Raw records:
↓
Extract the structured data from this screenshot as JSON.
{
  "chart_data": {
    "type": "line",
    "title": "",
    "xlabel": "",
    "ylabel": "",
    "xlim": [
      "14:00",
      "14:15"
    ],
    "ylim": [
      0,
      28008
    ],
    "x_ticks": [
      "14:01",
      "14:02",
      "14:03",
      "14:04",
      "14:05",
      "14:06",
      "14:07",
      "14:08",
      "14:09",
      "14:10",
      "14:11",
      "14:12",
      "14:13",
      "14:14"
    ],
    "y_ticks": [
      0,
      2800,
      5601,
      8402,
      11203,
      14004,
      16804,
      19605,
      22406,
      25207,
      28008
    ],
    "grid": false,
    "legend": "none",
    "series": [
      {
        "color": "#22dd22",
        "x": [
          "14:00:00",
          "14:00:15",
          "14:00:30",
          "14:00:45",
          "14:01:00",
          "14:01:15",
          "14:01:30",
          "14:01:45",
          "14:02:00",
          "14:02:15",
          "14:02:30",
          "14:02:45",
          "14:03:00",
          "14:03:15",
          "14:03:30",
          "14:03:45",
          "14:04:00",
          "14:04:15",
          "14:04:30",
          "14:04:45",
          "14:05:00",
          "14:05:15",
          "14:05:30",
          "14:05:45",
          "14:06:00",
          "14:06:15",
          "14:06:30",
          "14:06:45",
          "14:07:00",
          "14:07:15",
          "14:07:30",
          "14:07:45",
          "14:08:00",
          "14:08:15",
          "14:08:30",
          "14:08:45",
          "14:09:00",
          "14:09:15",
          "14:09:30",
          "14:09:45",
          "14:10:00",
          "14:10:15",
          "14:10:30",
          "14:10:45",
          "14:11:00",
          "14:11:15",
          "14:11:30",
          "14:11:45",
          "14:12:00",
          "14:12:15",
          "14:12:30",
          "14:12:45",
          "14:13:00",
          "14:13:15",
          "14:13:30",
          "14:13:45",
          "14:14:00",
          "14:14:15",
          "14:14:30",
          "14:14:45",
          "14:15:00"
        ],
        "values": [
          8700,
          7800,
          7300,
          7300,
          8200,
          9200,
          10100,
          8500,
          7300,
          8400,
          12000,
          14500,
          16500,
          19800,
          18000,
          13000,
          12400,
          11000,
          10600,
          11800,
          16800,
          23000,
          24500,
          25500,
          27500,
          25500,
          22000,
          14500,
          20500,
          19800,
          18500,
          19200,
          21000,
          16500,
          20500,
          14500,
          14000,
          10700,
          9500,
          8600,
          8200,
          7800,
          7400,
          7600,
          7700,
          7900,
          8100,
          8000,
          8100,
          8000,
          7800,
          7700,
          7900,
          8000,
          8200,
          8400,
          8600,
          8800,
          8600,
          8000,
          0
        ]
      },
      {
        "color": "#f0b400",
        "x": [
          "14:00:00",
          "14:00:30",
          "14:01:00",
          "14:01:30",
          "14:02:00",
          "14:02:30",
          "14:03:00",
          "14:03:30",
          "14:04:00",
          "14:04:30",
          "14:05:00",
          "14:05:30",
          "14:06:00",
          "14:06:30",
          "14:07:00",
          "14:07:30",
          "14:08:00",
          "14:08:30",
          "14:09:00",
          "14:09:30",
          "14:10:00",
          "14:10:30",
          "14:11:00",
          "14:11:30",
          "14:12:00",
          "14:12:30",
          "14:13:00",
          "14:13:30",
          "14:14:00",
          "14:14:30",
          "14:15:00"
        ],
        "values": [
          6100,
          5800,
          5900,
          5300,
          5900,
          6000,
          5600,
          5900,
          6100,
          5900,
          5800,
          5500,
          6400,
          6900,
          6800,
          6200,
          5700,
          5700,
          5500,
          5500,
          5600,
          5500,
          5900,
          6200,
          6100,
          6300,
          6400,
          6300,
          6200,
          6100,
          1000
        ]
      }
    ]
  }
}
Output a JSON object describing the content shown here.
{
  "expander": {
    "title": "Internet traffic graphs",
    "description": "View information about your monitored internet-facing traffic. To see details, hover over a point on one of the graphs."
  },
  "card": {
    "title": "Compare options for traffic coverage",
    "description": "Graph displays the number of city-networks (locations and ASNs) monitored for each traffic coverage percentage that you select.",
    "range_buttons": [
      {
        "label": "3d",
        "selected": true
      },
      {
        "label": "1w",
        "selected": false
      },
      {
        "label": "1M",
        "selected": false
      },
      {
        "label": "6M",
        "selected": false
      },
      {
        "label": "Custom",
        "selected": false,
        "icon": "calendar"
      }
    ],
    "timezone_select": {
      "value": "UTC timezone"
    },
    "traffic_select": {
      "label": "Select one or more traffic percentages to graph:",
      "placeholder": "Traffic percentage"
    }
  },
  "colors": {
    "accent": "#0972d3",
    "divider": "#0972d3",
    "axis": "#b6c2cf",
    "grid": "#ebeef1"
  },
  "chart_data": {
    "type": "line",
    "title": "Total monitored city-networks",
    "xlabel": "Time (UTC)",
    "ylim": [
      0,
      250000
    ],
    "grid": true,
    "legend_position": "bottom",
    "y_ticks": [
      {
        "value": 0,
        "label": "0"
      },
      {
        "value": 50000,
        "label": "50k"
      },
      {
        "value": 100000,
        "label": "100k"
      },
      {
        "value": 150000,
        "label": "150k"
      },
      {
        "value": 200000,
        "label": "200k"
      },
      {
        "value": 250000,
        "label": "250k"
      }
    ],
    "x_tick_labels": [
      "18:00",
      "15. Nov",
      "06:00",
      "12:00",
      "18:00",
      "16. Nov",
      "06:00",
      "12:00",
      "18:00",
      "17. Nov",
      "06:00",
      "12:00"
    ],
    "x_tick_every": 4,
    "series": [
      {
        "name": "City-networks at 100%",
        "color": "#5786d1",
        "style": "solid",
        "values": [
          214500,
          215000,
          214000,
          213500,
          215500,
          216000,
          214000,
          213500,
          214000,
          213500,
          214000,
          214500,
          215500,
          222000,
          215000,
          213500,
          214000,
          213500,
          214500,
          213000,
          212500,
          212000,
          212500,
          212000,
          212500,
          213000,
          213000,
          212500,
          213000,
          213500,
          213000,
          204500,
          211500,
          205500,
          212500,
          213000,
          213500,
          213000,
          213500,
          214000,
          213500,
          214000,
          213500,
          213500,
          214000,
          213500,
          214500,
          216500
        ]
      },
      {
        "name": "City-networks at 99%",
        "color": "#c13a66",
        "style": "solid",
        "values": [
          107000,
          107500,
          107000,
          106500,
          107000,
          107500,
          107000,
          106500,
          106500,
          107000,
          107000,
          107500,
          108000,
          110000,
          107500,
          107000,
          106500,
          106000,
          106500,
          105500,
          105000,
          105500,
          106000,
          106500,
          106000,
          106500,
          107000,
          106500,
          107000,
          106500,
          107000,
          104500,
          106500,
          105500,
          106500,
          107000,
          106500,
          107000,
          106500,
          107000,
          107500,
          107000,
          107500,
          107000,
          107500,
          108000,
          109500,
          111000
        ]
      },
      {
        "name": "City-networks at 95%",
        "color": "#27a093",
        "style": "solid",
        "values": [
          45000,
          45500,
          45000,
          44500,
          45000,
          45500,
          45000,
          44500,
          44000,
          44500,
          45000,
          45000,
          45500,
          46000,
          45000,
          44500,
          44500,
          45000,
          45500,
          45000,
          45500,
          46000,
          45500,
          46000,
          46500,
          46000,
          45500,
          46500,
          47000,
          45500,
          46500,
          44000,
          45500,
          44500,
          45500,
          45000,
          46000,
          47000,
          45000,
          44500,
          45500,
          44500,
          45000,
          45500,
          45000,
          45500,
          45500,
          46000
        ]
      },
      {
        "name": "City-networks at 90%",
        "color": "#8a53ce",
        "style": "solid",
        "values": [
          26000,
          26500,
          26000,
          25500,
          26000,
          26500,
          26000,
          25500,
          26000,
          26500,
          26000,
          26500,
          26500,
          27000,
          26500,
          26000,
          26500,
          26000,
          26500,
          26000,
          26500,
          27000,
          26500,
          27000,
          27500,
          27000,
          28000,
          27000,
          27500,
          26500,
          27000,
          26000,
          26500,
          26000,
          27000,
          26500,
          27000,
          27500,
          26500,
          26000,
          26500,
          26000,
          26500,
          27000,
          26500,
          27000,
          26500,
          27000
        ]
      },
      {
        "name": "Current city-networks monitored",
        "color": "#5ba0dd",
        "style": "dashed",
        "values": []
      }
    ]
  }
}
↑
DIRECTION:
Whichever lines contain the string "monitored", select and copy them.

RESPONSE TO THE TASK:
    "description": "View information about your monitored internet-facing traffic. To see details, hover over a point on one of the graphs."
    "description": "Graph displays the number of city-networks (locations and ASNs) monitored for each traffic coverage percentage that you select.",
    "title": "Total monitored city-networks",
        "name": "Current city-networks monitored",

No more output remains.